===== Data shown =====
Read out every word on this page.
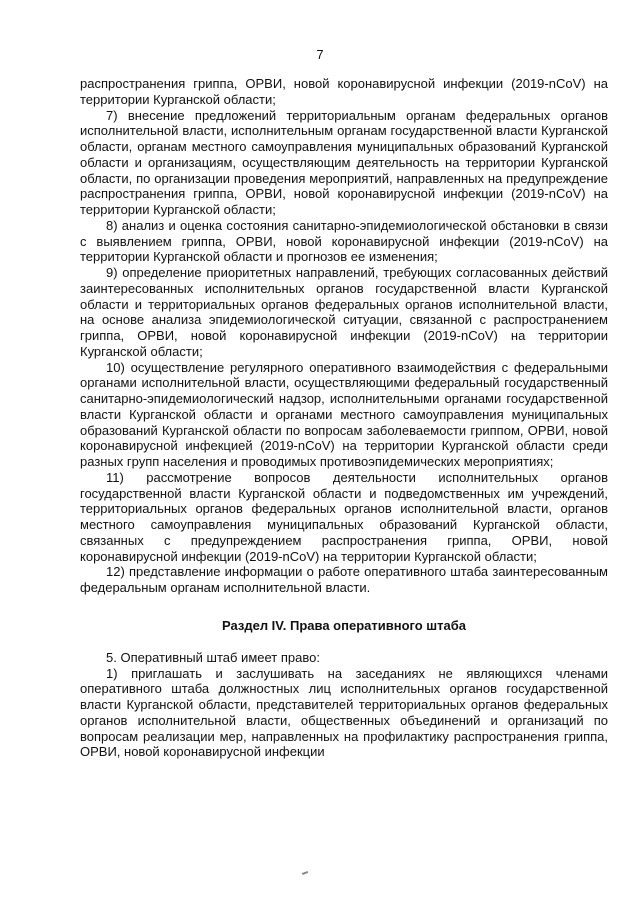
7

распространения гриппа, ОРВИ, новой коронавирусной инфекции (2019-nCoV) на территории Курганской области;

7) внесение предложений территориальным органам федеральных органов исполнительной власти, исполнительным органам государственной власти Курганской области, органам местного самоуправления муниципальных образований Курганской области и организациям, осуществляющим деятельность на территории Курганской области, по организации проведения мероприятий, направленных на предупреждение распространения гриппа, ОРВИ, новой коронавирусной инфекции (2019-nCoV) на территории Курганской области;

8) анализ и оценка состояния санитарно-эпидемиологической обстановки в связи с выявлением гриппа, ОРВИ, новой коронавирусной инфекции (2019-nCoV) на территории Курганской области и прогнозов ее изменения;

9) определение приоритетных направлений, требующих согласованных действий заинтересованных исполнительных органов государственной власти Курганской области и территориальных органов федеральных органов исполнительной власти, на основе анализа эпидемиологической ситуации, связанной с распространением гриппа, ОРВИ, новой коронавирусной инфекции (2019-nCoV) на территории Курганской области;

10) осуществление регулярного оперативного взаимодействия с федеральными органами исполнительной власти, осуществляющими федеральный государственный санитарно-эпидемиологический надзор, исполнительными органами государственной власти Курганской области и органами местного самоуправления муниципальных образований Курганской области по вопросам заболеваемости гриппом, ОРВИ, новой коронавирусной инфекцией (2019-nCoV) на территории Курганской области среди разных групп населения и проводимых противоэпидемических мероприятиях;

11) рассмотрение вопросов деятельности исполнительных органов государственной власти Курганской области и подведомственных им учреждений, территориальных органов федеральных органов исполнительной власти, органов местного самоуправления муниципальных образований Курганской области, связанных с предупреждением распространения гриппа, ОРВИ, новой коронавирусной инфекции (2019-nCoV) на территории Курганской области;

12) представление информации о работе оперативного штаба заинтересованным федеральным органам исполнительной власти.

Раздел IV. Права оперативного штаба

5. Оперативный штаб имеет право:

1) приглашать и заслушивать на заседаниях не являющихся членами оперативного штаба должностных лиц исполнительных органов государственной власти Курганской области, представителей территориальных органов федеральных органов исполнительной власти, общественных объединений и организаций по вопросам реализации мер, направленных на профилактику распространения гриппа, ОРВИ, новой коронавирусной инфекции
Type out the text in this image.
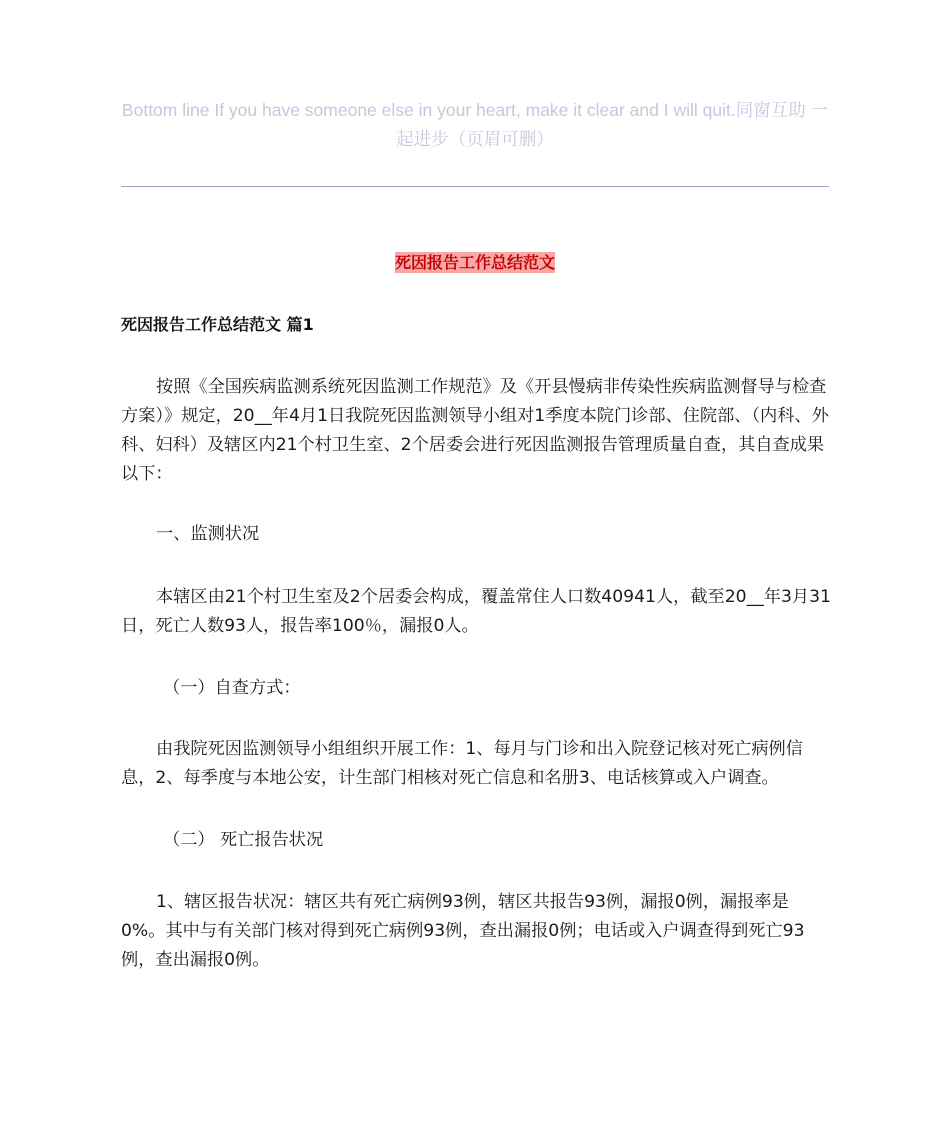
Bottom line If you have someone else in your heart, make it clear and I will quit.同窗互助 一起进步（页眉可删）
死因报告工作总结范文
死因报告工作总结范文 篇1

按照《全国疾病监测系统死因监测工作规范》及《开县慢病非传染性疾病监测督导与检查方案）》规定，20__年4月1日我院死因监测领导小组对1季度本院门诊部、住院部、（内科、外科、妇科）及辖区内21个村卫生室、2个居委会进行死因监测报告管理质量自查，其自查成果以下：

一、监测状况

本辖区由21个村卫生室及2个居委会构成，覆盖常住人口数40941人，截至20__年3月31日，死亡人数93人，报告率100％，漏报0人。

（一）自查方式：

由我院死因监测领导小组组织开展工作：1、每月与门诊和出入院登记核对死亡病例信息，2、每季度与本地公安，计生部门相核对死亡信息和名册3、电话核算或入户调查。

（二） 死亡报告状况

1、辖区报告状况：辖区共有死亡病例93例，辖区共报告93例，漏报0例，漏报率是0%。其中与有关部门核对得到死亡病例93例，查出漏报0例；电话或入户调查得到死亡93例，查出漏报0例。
=====
→ **Work to complete**:
Transcribe the listing above verbatim. Omit the pictures.

→ **Expected answer**:
Read out every word on this page.
7

распространения гриппа, ОРВИ, новой коронавирусной инфекции (2019-nCoV) на территории Курганской области;

7) внесение предложений территориальным органам федеральных органов исполнительной власти, исполнительным органам государственной власти Курганской области, органам местного самоуправления муниципальных образований Курганской области и организациям, осуществляющим деятельность на территории Курганской области, по организации проведения мероприятий, направленных на предупреждение распространения гриппа, ОРВИ, новой коронавирусной инфекции (2019-nCoV) на территории Курганской области;

8) анализ и оценка состояния санитарно-эпидемиологической обстановки в связи с выявлением гриппа, ОРВИ, новой коронавирусной инфекции (2019-nCoV) на территории Курганской области и прогнозов ее изменения;

9) определение приоритетных направлений, требующих согласованных действий заинтересованных исполнительных органов государственной власти Курганской области и территориальных органов федеральных органов исполнительной власти, на основе анализа эпидемиологической ситуации, связанной с распространением гриппа, ОРВИ, новой коронавирусной инфекции (2019-nCoV) на территории Курганской области;

10) осуществление регулярного оперативного взаимодействия с федеральными органами исполнительной власти, осуществляющими федеральный государственный санитарно-эпидемиологический надзор, исполнительными органами государственной власти Курганской области и органами местного самоуправления муниципальных образований Курганской области по вопросам заболеваемости гриппом, ОРВИ, новой коронавирусной инфекцией (2019-nCoV) на территории Курганской области среди разных групп населения и проводимых противоэпидемических мероприятиях;

11) рассмотрение вопросов деятельности исполнительных органов государственной власти Курганской области и подведомственных им учреждений, территориальных органов федеральных органов исполнительной власти, органов местного самоуправления муниципальных образований Курганской области, связанных с предупреждением распространения гриппа, ОРВИ, новой коронавирусной инфекции (2019-nCoV) на территории Курганской области;

12) представление информации о работе оперативного штаба заинтересованным федеральным органам исполнительной власти.

Раздел IV. Права оперативного штаба

5. Оперативный штаб имеет право:

1) приглашать и заслушивать на заседаниях не являющихся членами оперативного штаба должностных лиц исполнительных органов государственной власти Курганской области, представителей территориальных органов федеральных органов исполнительной власти, общественных объединений и организаций по вопросам реализации мер, направленных на профилактику распространения гриппа, ОРВИ, новой коронавирусной инфекции
Type out the text in this image.
Bottom line If you have someone else in your heart, make it clear and I will quit.同窗互助 一起进步（页眉可删）
死因报告工作总结范文
死因报告工作总结范文 篇1

按照《全国疾病监测系统死因监测工作规范》及《开县慢病非传染性疾病监测督导与检查方案）》规定，20__年4月1日我院死因监测领导小组对1季度本院门诊部、住院部、（内科、外科、妇科）及辖区内21个村卫生室、2个居委会进行死因监测报告管理质量自查，其自查成果以下：

一、监测状况

本辖区由21个村卫生室及2个居委会构成，覆盖常住人口数40941人，截至20__年3月31日，死亡人数93人，报告率100％，漏报0人。

（一）自查方式：

由我院死因监测领导小组组织开展工作：1、每月与门诊和出入院登记核对死亡病例信息，2、每季度与本地公安，计生部门相核对死亡信息和名册3、电话核算或入户调查。

（二） 死亡报告状况

1、辖区报告状况：辖区共有死亡病例93例，辖区共报告93例，漏报0例，漏报率是0%。其中与有关部门核对得到死亡病例93例，查出漏报0例；电话或入户调查得到死亡93例，查出漏报0例。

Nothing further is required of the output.